| Problem requirements |
Determine how many lines of the entries contain "right". Reply with that number alone.

* Begin *

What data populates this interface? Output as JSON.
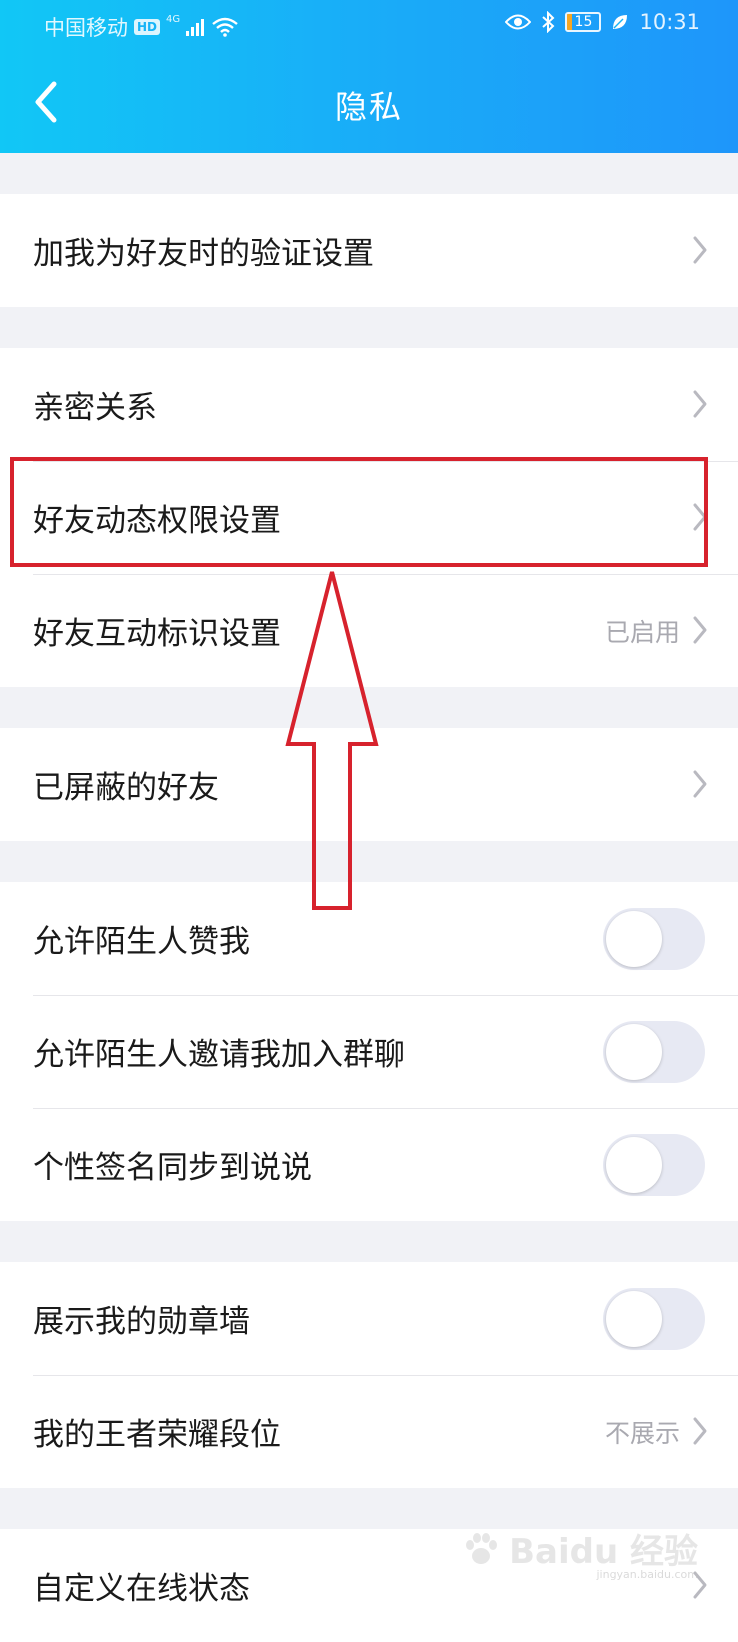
{
  "status": {
    "carrier": "中国移动",
    "hd": "HD",
    "network": "4G",
    "battery": "15",
    "battery_level_percent": 15,
    "time": "10:31"
  },
  "header": {
    "title": "隐私"
  },
  "groups": {
    "g1": {
      "verify": "加我为好友时的验证设置"
    },
    "g2": {
      "intimacy": "亲密关系",
      "feed_permission": "好友动态权限设置",
      "interaction_marks": "好友互动标识设置",
      "interaction_marks_value": "已启用"
    },
    "g3": {
      "blocked": "已屏蔽的好友"
    },
    "g4": {
      "allow_like": "允许陌生人赞我",
      "allow_like_on": false,
      "allow_invite": "允许陌生人邀请我加入群聊",
      "allow_invite_on": false,
      "signature_sync": "个性签名同步到说说",
      "signature_sync_on": false
    },
    "g5": {
      "badge_wall": "展示我的勋章墙",
      "badge_wall_on": false,
      "honor_rank": "我的王者荣耀段位",
      "honor_rank_value": "不展示"
    },
    "g6": {
      "custom_status": "自定义在线状态"
    }
  },
  "watermark": {
    "brand": "Baidu 经验",
    "url": "jingyan.baidu.com"
  },
  "colors": {
    "header_start": "#11c7f6",
    "header_end": "#1e96fa",
    "annotation": "#d7222d"
  }
}
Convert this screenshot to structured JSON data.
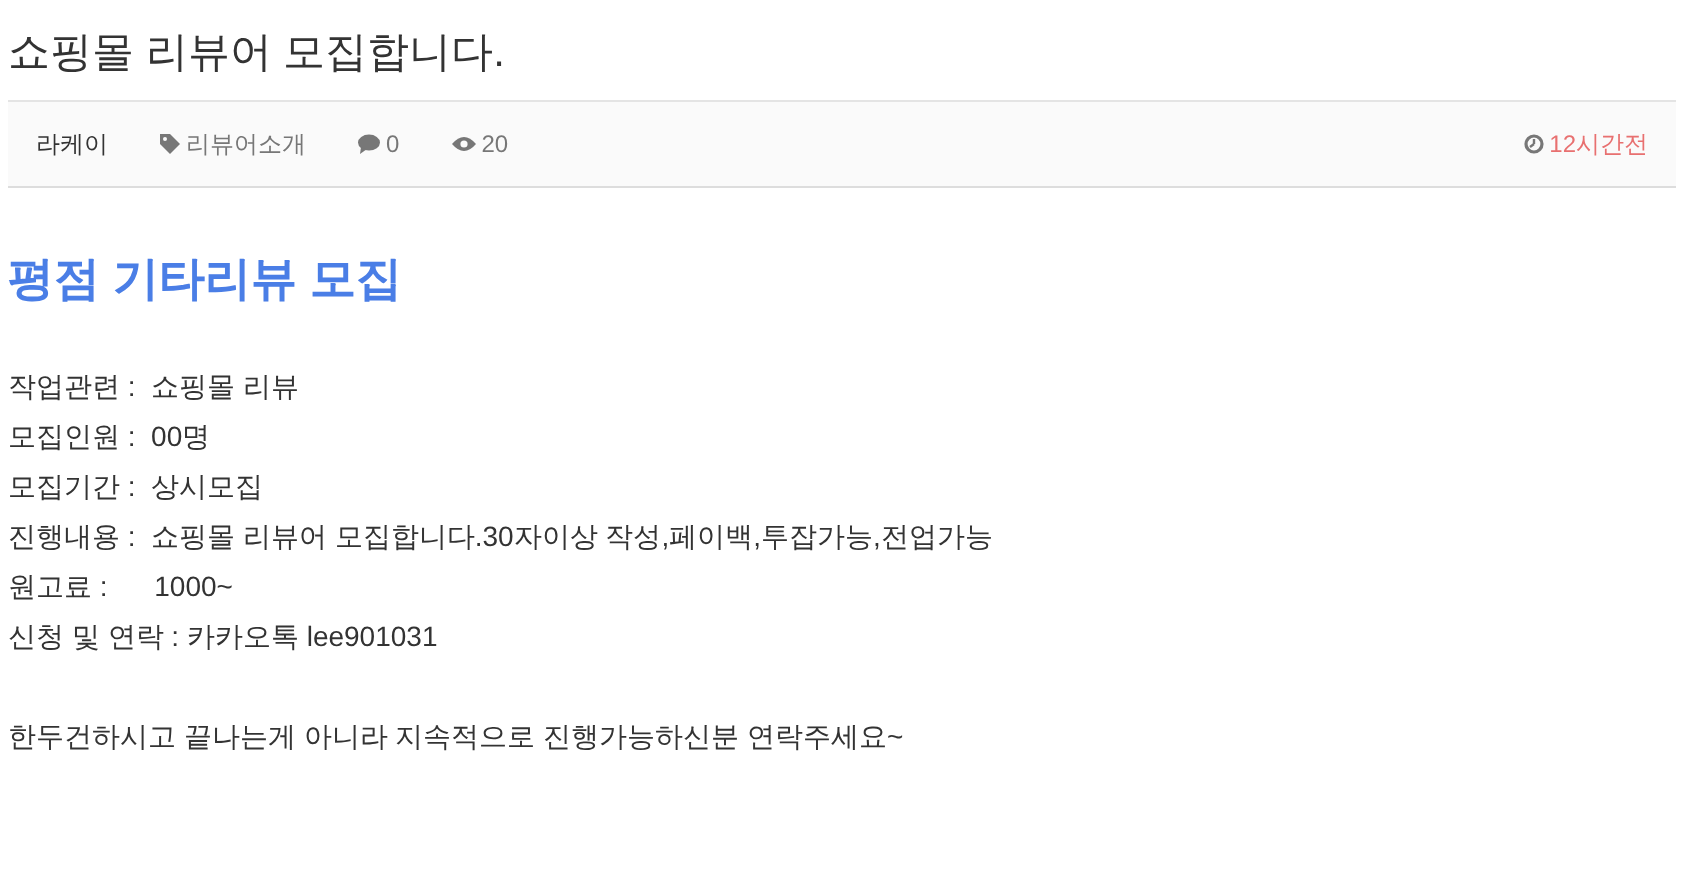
{
  "title": "쇼핑몰 리뷰어 모집합니다.",
  "meta": {
    "author": "라케이",
    "category": "리뷰어소개",
    "comments": "0",
    "views": "20",
    "time": "12시간전"
  },
  "heading": "평점 기타리뷰 모집",
  "lines": [
    "작업관련 :  쇼핑몰 리뷰",
    "모집인원 :  00명",
    "모집기간 :  상시모집",
    "진행내용 :  쇼핑몰 리뷰어 모집합니다.30자이상 작성,페이백,투잡가능,전업가능",
    "원고료 :      1000~",
    "신청 및 연락 : 카카오톡 lee901031"
  ],
  "closing": "한두건하시고 끝나는게 아니라 지속적으로 진행가능하신분 연락주세요~"
}
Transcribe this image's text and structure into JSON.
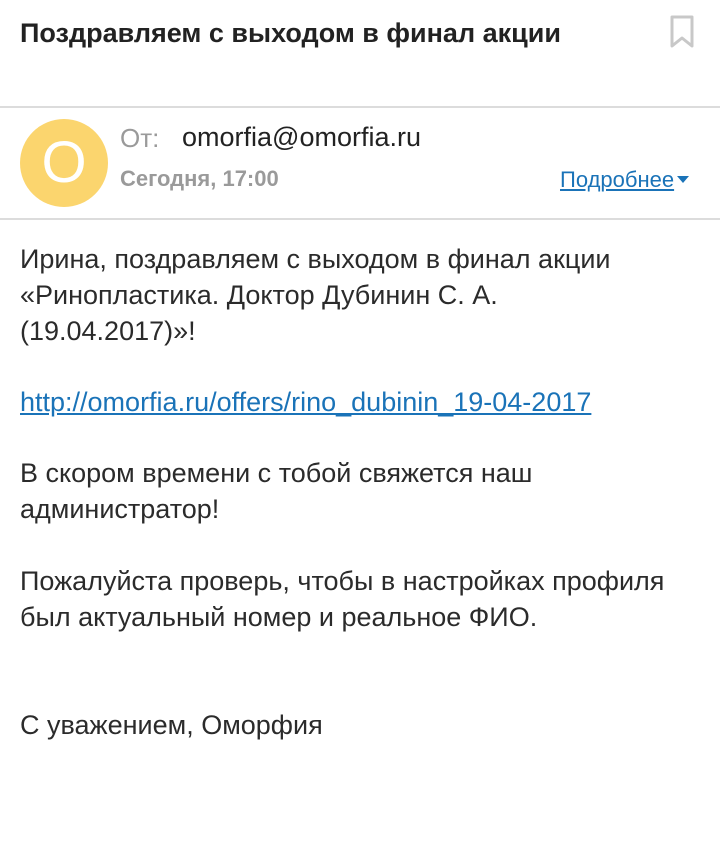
{
  "email": {
    "subject": "Поздравляем с выходом в финал акции",
    "sender": {
      "avatar_letter": "O",
      "from_label": "От:",
      "address": "omorfia@omorfia.ru",
      "date": "Сегодня, 17:00"
    },
    "details_label": "Подробнее",
    "body": {
      "paragraph_1": "Ирина, поздравляем с выходом в финал акции «Ринопластика. Доктор Дубинин С. А. (19.04.2017)»!",
      "link": "http://omorfia.ru/offers/rino_dubinin_19-04-2017",
      "paragraph_2": "В скором времени с тобой свяжется наш администратор!",
      "paragraph_3": "Пожалуйста проверь, чтобы в настройках профиля был актуальный номер и реальное ФИО.",
      "signature": "С уважением, Оморфия"
    }
  },
  "icons": {
    "bookmark": "bookmark-icon",
    "details_caret": "caret-down-icon"
  },
  "colors": {
    "avatar_bg": "#fbd56e",
    "link": "#1a73b8",
    "muted_text": "#9a9a9a",
    "divider": "#dcdcdc"
  }
}
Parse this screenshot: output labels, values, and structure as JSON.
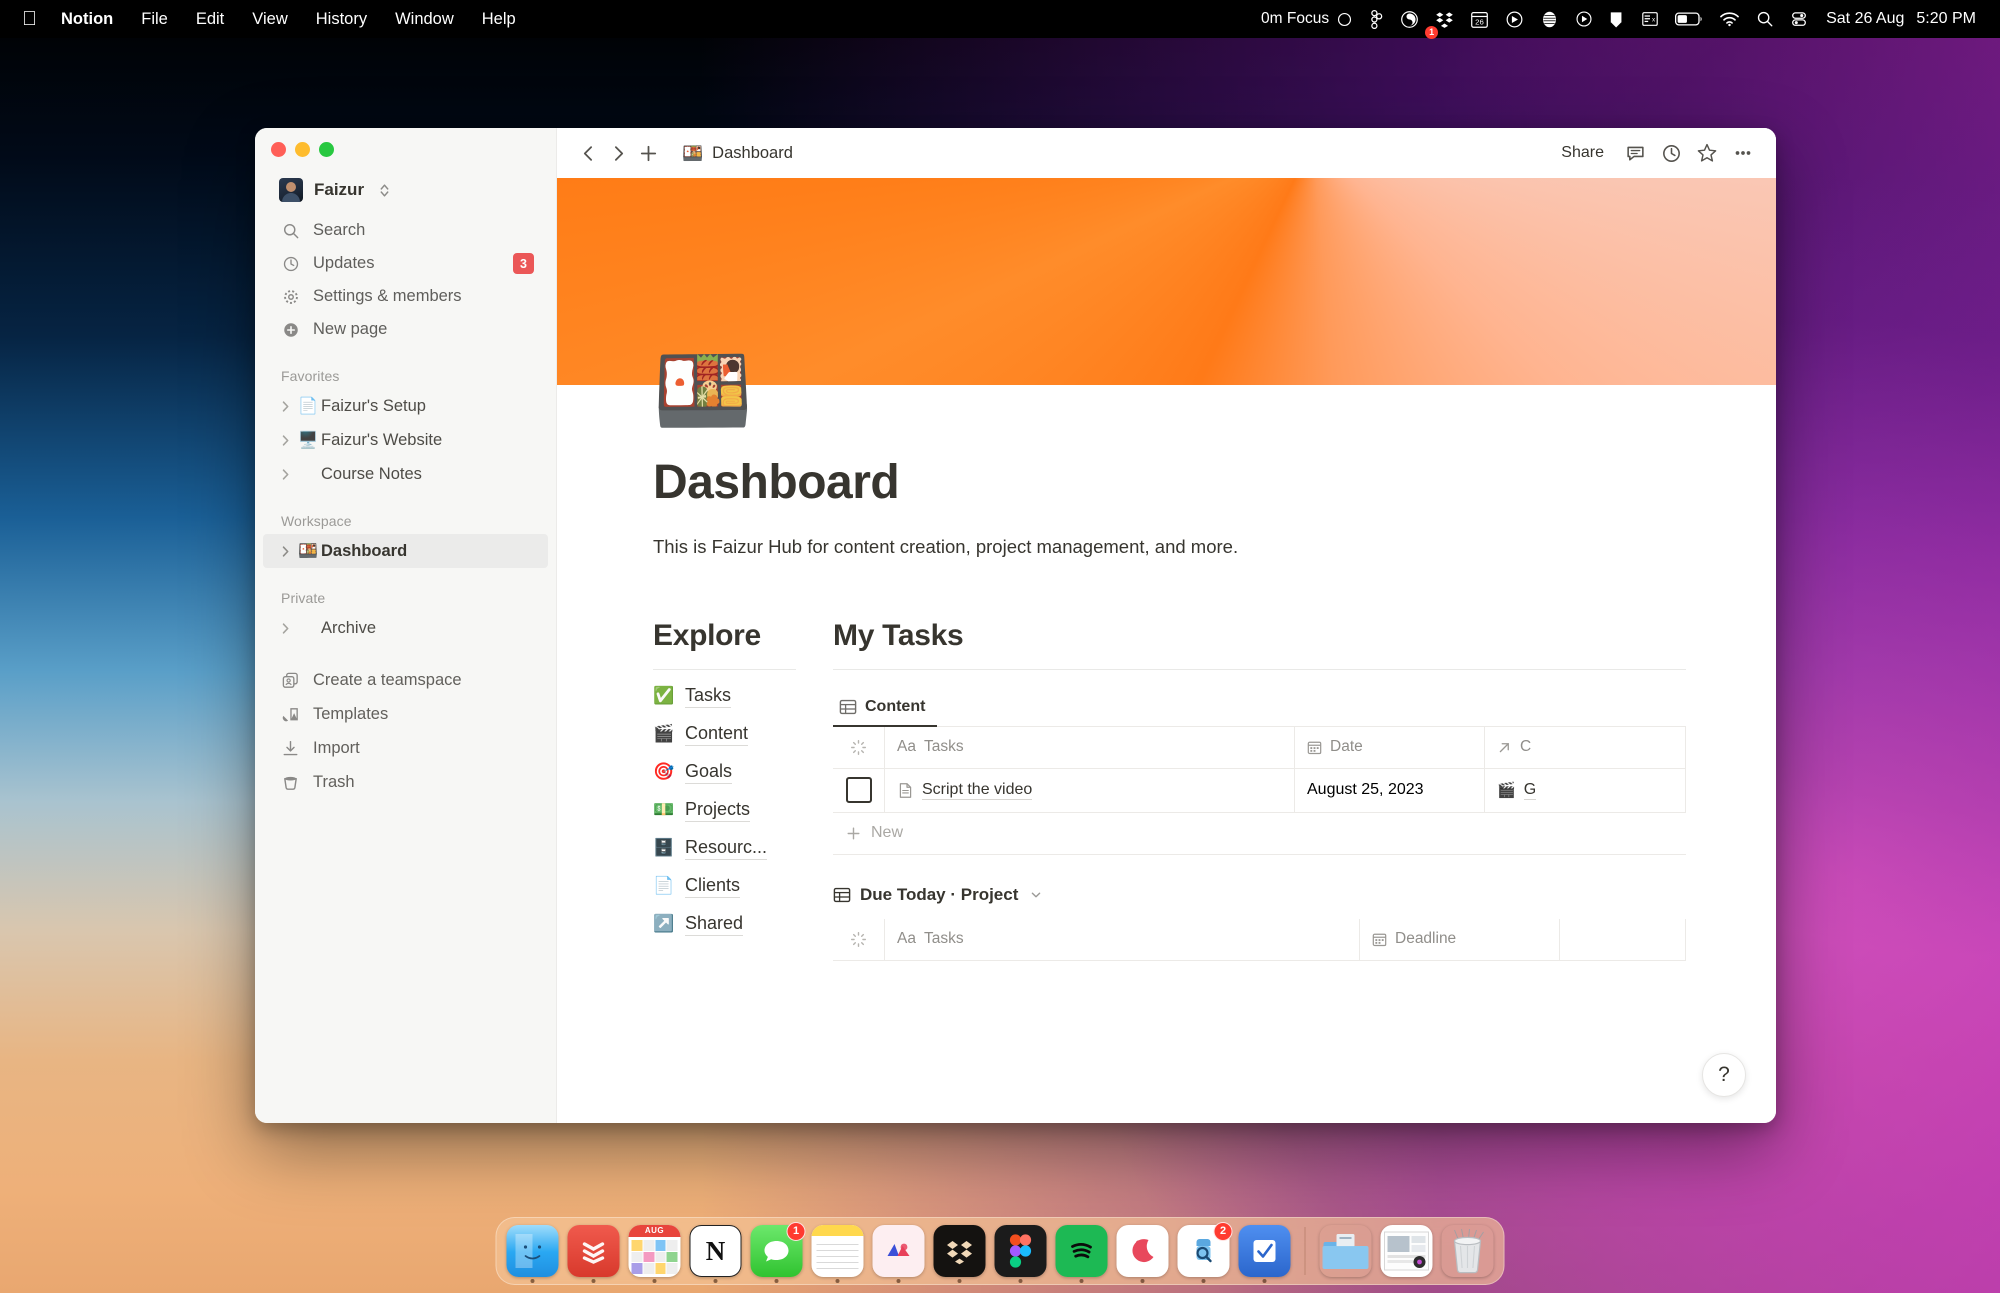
{
  "menubar": {
    "apple_icon": "apple-logo",
    "app_name": "Notion",
    "menus": [
      "File",
      "Edit",
      "View",
      "History",
      "Window",
      "Help"
    ],
    "focus_label": "0m Focus",
    "status_icons": [
      "figma-icon",
      "bartender-icon",
      "dropbox-icon",
      "calendar-26-icon",
      "cleanshot-icon",
      "grammarly-icon",
      "quicktime-icon",
      "notion-icon",
      "numi-icon",
      "battery-icon",
      "wifi-icon",
      "spotlight-icon",
      "controlcenter-icon"
    ],
    "dropbox_badge": "1",
    "calendar_day": "26",
    "clock": "Sat 26 Aug  5:20 PM",
    "date_text": "Sat 26 Aug",
    "time_text": "5:20 PM"
  },
  "window": {
    "traffic_lights": [
      "close",
      "minimize",
      "zoom"
    ]
  },
  "sidebar": {
    "workspace": {
      "name": "Faizur",
      "avatar": "user-avatar",
      "chevron": "chevron-updown-icon"
    },
    "quick_items": [
      {
        "label": "Search",
        "icon": "search-icon"
      },
      {
        "label": "Updates",
        "icon": "clock-icon",
        "badge": "3"
      },
      {
        "label": "Settings & members",
        "icon": "gear-icon"
      },
      {
        "label": "New page",
        "icon": "plus-circle-icon"
      }
    ],
    "favorites_title": "Favorites",
    "favorites": [
      {
        "label": "Faizur's Setup",
        "emoji": "📄"
      },
      {
        "label": "Faizur's Website",
        "emoji": "🖥️"
      },
      {
        "label": "Course Notes",
        "emoji": ""
      }
    ],
    "workspace_title": "Workspace",
    "workspace_items": [
      {
        "label": "Dashboard",
        "emoji": "🍱",
        "selected": true
      }
    ],
    "private_title": "Private",
    "private_items": [
      {
        "label": "Archive",
        "emoji": ""
      }
    ],
    "bottom_items": [
      {
        "label": "Create a teamspace",
        "icon": "teamspace-icon"
      },
      {
        "label": "Templates",
        "icon": "templates-icon"
      },
      {
        "label": "Import",
        "icon": "import-icon"
      },
      {
        "label": "Trash",
        "icon": "trash-icon"
      }
    ]
  },
  "topbar": {
    "back_icon": "chevron-left-icon",
    "forward_icon": "chevron-right-icon",
    "new_icon": "plus-icon",
    "breadcrumb_emoji": "🍱",
    "breadcrumb_label": "Dashboard",
    "share_label": "Share",
    "comment_icon": "comment-icon",
    "history_icon": "clock-icon",
    "favorite_icon": "star-icon",
    "more_icon": "more-horizontal-icon"
  },
  "page": {
    "cover": "orange-red-gradient-cover",
    "emoji": "🍱",
    "title": "Dashboard",
    "description": "This is Faizur Hub for content creation, project management, and more."
  },
  "explore": {
    "heading": "Explore",
    "items": [
      {
        "label": "Tasks",
        "emoji": "✅",
        "icon": "check-badge-icon"
      },
      {
        "label": "Content",
        "emoji": "🎬",
        "icon": "clapperboard-icon"
      },
      {
        "label": "Goals",
        "emoji": "🎯",
        "icon": "target-icon"
      },
      {
        "label": "Projects",
        "emoji": "💵",
        "icon": "money-icon"
      },
      {
        "label": "Resourc...",
        "emoji": "🗄️",
        "icon": "server-icon"
      },
      {
        "label": "Clients",
        "emoji": "📄",
        "icon": "page-icon"
      },
      {
        "label": "Shared",
        "emoji": "↗️",
        "icon": "arrow-up-right-icon"
      }
    ]
  },
  "my_tasks": {
    "heading": "My Tasks",
    "tab": {
      "label": "Content",
      "icon": "table-icon"
    },
    "columns": [
      {
        "label": "Tasks",
        "type_icon": "Aa"
      },
      {
        "label": "Date",
        "type_icon": "calendar-icon"
      },
      {
        "label": "C",
        "type_icon": "relation-icon"
      }
    ],
    "rows": [
      {
        "checked": false,
        "name": "Script the video",
        "name_icon": "page-icon",
        "date": "August 25, 2023",
        "relation": "G",
        "relation_emoji": "🎬"
      }
    ],
    "new_label": "New",
    "new_icon": "plus-icon"
  },
  "due_today": {
    "title": "Due Today · Project",
    "icon": "table-icon",
    "chevron": "chevron-down-icon",
    "columns": [
      {
        "label": "Tasks",
        "type_icon": "Aa"
      },
      {
        "label": "Deadline",
        "type_icon": "calendar-icon"
      }
    ],
    "rows": []
  },
  "help": {
    "label": "?",
    "name": "help-button"
  },
  "dock": {
    "apps": [
      {
        "name": "finder",
        "emoji": "🙂",
        "bg": "#1f9cf0",
        "running": true
      },
      {
        "name": "todoist",
        "emoji": "»",
        "bg": "#e44332",
        "running": true
      },
      {
        "name": "calendar",
        "emoji": "🗓️",
        "bg": "#ffffff",
        "running": true,
        "label": "AUG"
      },
      {
        "name": "notion",
        "emoji": "N",
        "bg": "#ffffff",
        "running": true
      },
      {
        "name": "messages",
        "emoji": "💬",
        "bg": "#4cd964",
        "running": true,
        "badge": "1"
      },
      {
        "name": "notes",
        "emoji": "📒",
        "bg": "#ffffff",
        "running": true
      },
      {
        "name": "affinity",
        "emoji": "✦",
        "bg": "#fce8ee",
        "running": true
      },
      {
        "name": "dropbox",
        "emoji": "❖",
        "bg": "#12100e",
        "running": true
      },
      {
        "name": "figma",
        "emoji": "◉",
        "bg": "#1a1a1a",
        "running": true
      },
      {
        "name": "spotify",
        "emoji": "♫",
        "bg": "#1db954",
        "running": true
      },
      {
        "name": "bear",
        "emoji": "🌙",
        "bg": "#ffffff",
        "running": true
      },
      {
        "name": "downie",
        "emoji": "🔍",
        "bg": "#ffffff",
        "running": true,
        "badge": "2"
      },
      {
        "name": "things",
        "emoji": "✔",
        "bg": "#2e6fd9",
        "running": true
      },
      {
        "name": "separator",
        "emoji": "",
        "bg": "",
        "running": false
      },
      {
        "name": "downloads-folder",
        "emoji": "📁",
        "bg": "#5aa9e6",
        "running": false
      },
      {
        "name": "screenshot-file",
        "emoji": "🖼️",
        "bg": "#ffffff",
        "running": false
      },
      {
        "name": "trash",
        "emoji": "🗑️",
        "bg": "#e7e7e7",
        "running": false
      }
    ]
  }
}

* End *

| Task response |
2